BEGIN GIVEN INFORMATION

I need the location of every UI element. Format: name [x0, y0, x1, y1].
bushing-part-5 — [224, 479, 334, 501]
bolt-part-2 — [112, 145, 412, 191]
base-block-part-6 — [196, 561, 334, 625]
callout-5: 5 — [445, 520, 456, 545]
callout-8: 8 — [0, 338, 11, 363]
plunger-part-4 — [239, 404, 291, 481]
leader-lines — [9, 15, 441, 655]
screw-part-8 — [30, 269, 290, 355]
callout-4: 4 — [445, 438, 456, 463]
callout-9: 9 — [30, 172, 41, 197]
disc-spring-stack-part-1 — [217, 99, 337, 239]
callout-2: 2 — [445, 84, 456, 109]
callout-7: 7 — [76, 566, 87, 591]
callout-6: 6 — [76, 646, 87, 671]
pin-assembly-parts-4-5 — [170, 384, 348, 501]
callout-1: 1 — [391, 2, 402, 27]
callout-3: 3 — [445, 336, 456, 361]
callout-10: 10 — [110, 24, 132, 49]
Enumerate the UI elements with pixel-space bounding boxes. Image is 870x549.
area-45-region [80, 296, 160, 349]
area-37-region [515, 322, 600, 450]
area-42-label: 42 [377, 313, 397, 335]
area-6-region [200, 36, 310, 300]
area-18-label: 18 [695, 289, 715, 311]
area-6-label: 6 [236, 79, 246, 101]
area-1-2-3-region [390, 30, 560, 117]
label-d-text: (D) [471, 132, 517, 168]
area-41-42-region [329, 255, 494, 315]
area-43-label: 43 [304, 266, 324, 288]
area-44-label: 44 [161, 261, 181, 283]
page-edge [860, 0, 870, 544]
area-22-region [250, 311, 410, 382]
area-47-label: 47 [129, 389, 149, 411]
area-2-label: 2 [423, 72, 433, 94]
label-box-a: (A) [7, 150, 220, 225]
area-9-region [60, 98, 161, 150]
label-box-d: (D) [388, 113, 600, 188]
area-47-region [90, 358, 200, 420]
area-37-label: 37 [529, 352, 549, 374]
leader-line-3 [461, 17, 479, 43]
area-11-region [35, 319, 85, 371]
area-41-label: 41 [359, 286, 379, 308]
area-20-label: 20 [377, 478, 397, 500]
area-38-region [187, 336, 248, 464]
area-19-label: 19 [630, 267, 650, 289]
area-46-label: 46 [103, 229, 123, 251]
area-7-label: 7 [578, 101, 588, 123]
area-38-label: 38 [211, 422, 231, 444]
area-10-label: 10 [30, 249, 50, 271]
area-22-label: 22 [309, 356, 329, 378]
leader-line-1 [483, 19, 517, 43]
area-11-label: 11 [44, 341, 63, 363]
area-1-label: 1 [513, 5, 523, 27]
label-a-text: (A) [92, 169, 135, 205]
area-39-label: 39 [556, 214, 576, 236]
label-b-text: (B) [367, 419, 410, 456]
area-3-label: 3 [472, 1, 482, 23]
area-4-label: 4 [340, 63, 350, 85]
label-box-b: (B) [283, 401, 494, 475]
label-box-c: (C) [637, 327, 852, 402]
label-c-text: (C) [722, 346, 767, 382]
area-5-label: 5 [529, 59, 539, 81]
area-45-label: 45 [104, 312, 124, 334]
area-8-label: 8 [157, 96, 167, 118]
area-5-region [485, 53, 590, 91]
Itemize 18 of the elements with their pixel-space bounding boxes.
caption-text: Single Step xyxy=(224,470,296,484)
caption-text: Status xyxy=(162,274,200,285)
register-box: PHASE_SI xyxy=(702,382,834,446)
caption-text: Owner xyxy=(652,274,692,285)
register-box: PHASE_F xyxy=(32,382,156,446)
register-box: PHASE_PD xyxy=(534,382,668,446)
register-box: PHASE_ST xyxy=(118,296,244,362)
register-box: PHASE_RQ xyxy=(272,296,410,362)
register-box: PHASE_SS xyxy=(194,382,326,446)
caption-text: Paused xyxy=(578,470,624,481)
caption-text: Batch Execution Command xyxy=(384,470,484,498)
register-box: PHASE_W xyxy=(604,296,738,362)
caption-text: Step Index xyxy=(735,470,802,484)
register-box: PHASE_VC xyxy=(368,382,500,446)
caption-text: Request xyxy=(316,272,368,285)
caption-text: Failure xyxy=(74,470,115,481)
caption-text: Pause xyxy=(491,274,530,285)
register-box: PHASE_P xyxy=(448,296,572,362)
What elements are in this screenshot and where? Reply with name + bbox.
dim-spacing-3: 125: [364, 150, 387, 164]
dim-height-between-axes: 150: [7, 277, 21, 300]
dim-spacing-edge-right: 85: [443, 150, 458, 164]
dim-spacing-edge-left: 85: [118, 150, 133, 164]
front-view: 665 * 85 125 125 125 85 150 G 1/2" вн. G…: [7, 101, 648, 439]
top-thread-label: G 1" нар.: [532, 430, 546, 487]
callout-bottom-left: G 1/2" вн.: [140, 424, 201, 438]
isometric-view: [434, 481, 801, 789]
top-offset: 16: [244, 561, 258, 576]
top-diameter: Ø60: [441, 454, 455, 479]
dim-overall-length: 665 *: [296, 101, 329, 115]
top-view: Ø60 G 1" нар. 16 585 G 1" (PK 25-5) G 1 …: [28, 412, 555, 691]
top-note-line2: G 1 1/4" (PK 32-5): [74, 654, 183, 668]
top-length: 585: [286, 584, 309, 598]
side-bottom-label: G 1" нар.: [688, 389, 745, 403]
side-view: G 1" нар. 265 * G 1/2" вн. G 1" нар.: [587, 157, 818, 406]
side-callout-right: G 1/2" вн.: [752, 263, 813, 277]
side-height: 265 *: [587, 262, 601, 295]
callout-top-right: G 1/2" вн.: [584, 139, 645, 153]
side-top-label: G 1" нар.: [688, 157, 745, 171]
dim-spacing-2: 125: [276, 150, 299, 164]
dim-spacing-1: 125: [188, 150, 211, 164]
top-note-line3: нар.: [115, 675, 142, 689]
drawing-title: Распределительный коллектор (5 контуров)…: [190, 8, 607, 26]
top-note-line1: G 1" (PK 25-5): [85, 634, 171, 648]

END GIVEN INFORMATION

Format every line of the records above as a JSON list of strings, one string per line, leaving out blank lines.

THE RESPONSE =>
[
  "I need the location of every UI element. Format: name [x0, y0, x1, y1].",
  "bushing-part-5 — [224, 479, 334, 501]",
  "bolt-part-2 — [112, 145, 412, 191]",
  "base-block-part-6 — [196, 561, 334, 625]",
  "callout-5: 5 — [445, 520, 456, 545]",
  "callout-8: 8 — [0, 338, 11, 363]",
  "plunger-part-4 — [239, 404, 291, 481]",
  "leader-lines — [9, 15, 441, 655]",
  "screw-part-8 — [30, 269, 290, 355]",
  "callout-4: 4 — [445, 438, 456, 463]",
  "callout-9: 9 — [30, 172, 41, 197]",
  "disc-spring-stack-part-1 — [217, 99, 337, 239]",
  "callout-2: 2 — [445, 84, 456, 109]",
  "callout-7: 7 — [76, 566, 87, 591]",
  "callout-6: 6 — [76, 646, 87, 671]",
  "pin-assembly-parts-4-5 — [170, 384, 348, 501]",
  "callout-1: 1 — [391, 2, 402, 27]",
  "callout-3: 3 — [445, 336, 456, 361]",
  "callout-10: 10 — [110, 24, 132, 49]",
  "Enumerate the UI elements with pixel-space bounding boxes. Image is 870x549.",
  "area-45-region [80, 296, 160, 349]",
  "area-37-region [515, 322, 600, 450]",
  "area-42-label: 42 [377, 313, 397, 335]",
  "area-6-region [200, 36, 310, 300]",
  "area-18-label: 18 [695, 289, 715, 311]",
  "area-6-label: 6 [236, 79, 246, 101]",
  "area-1-2-3-region [390, 30, 560, 117]",
  "label-d-text: (D) [471, 132, 517, 168]",
  "area-41-42-region [329, 255, 494, 315]",
  "area-43-label: 43 [304, 266, 324, 288]",
  "area-44-label: 44 [161, 261, 181, 283]",
  "page-edge [860, 0, 870, 544]",
  "area-22-region [250, 311, 410, 382]",
  "area-47-label: 47 [129, 389, 149, 411]",
  "area-2-label: 2 [423, 72, 433, 94]",
  "label-box-a: (A) [7, 150, 220, 225]",
  "area-9-region [60, 98, 161, 150]",
  "label-box-d: (D) [388, 113, 600, 188]",
  "area-47-region [90, 358, 200, 420]",
  "area-37-label: 37 [529, 352, 549, 374]",
  "leader-line-3 [461, 17, 479, 43]",
  "area-11-region [35, 319, 85, 371]",
  "area-41-label: 41 [359, 286, 379, 308]",
  "area-20-label: 20 [377, 478, 397, 500]",
  "area-38-region [187, 336, 248, 464]",
  "area-19-label: 19 [630, 267, 650, 289]",
  "area-46-label: 46 [103, 229, 123, 251]",
  "area-7-label: 7 [578, 101, 588, 123]",
  "area-38-label: 38 [211, 422, 231, 444]",
  "area-10-label: 10 [30, 249, 50, 271]",
  "area-22-label: 22 [309, 356, 329, 378]",
  "leader-line-1 [483, 19, 517, 43]",
  "area-11-label: 11 [44, 341, 63, 363]",
  "area-1-label: 1 [513, 5, 523, 27]",
  "label-a-text: (A) [92, 169, 135, 205]",
  "area-39-label: 39 [556, 214, 576, 236]",
  "label-b-text: (B) [367, 419, 410, 456]",
  "area-3-label: 3 [472, 1, 482, 23]",
  "area-4-label: 4 [340, 63, 350, 85]",
  "label-box-b: (B) [283, 401, 494, 475]",
  "label-box-c: (C) [637, 327, 852, 402]",
  "label-c-text: (C) [722, 346, 767, 382]",
  "area-5-label: 5 [529, 59, 539, 81]",
  "area-45-label: 45 [104, 312, 124, 334]",
  "area-8-label: 8 [157, 96, 167, 118]",
  "area-5-region [485, 53, 590, 91]",
  "Itemize 18 of the elements with their pixel-space bounding boxes.",
  "caption-text: Single Step xyxy=(224,470,296,484)",
  "caption-text: Status xyxy=(162,274,200,285)",
  "register-box: PHASE_SI xyxy=(702,382,834,446)",
  "caption-text: Owner xyxy=(652,274,692,285)",
  "register-box: PHASE_F xyxy=(32,382,156,446)",
  "register-box: PHASE_PD xyxy=(534,382,668,446)",
  "register-box: PHASE_ST xyxy=(118,296,244,362)",
  "register-box: PHASE_RQ xyxy=(272,296,410,362)",
  "register-box: PHASE_SS xyxy=(194,382,326,446)",
  "caption-text: Paused xyxy=(578,470,624,481)",
  "caption-text: Batch Execution Command xyxy=(384,470,484,498)",
  "register-box: PHASE_W xyxy=(604,296,738,362)",
  "caption-text: Step Index xyxy=(735,470,802,484)",
  "register-box: PHASE_VC xyxy=(368,382,500,446)",
  "caption-text: Request xyxy=(316,272,368,285)",
  "caption-text: Failure xyxy=(74,470,115,481)",
  "caption-text: Pause xyxy=(491,274,530,285)",
  "register-box: PHASE_P xyxy=(448,296,572,362)",
  "What elements are in this screenshot and where? Reply with name + bbox.",
  "dim-spacing-3: 125: [364, 150, 387, 164]",
  "dim-height-between-axes: 150: [7, 277, 21, 300]",
  "dim-spacing-edge-right: 85: [443, 150, 458, 164]",
  "dim-spacing-edge-left: 85: [118, 150, 133, 164]",
  "front-view: 665 * 85 125 125 125 85 150 G 1/2\" вн. G…: [7, 101, 648, 439]",
  "top-thread-label: G 1\" нар.: [532, 430, 546, 487]",
  "callout-bottom-left: G 1/2\" вн.: [140, 424, 201, 438]",
  "isometric-view: [434, 481, 801, 789]",
  "top-offset: 16: [244, 561, 258, 576]",
  "top-diameter: Ø60: [441, 454, 455, 479]",
  "dim-overall-length: 665 *: [296, 101, 329, 115]",
  "top-view: Ø60 G 1\" нар. 16 585 G 1\" (PK 25-5) G 1 …: [28, 412, 555, 691]",
  "top-note-line2: G 1 1/4\" (PK 32-5): [74, 654, 183, 668]",
  "top-length: 585: [286, 584, 309, 598]",
  "side-bottom-label: G 1\" нар.: [688, 389, 745, 403]",
  "side-view: G 1\" нар. 265 * G 1/2\" вн. G 1\" нар.: [587, 157, 818, 406]",
  "side-callout-right: G 1/2\" вн.: [752, 263, 813, 277]",
  "side-height: 265 *: [587, 262, 601, 295]",
  "callout-top-right: G 1/2\" вн.: [584, 139, 645, 153]",
  "side-top-label: G 1\" нар.: [688, 157, 745, 171]",
  "dim-spacing-2: 125: [276, 150, 299, 164]",
  "dim-spacing-1: 125: [188, 150, 211, 164]",
  "top-note-line3: нар.: [115, 675, 142, 689]",
  "drawing-title: Распределительный коллектор (5 контуров)…: [190, 8, 607, 26]",
  "top-note-line1: G 1\" (PK 25-5): [85, 634, 171, 648]"
]